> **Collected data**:
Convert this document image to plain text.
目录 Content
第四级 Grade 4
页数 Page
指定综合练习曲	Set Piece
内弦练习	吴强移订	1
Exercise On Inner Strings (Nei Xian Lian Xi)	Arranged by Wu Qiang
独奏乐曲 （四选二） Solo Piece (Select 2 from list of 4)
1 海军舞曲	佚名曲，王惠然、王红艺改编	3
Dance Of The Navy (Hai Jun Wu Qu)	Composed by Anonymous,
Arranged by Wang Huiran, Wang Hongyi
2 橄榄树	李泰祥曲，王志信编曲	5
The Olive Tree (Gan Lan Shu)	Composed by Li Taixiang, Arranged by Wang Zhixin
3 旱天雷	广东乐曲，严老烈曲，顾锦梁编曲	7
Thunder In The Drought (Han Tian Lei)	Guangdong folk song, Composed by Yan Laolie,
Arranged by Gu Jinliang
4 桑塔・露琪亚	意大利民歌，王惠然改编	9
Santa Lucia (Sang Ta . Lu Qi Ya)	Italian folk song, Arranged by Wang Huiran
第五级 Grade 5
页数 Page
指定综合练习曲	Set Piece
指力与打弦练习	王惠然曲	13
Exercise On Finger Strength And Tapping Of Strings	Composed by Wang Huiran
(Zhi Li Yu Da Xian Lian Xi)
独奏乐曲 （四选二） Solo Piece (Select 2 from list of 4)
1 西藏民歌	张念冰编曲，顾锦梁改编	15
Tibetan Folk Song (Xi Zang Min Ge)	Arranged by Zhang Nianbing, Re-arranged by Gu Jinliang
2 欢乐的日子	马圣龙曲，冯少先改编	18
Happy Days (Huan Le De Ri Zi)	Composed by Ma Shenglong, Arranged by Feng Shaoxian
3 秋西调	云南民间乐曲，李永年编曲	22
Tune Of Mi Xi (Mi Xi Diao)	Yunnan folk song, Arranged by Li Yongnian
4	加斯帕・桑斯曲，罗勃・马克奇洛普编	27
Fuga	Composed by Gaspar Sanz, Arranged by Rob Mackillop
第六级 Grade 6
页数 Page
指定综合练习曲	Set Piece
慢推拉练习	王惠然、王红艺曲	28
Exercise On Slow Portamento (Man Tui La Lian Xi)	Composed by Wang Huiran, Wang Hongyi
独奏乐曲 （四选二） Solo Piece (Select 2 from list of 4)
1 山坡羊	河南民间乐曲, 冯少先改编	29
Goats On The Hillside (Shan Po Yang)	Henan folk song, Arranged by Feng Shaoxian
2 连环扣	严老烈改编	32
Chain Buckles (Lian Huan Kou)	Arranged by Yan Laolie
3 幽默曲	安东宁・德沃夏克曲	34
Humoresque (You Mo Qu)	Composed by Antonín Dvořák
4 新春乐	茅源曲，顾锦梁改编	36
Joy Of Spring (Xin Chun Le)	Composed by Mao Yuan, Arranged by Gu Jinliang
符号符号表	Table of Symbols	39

> **GOAL OF THE EXERCISE**: Some lines of the data may hold the word "Strings". Say how many do, with nothing else.

> **FINISHED TASK**: 2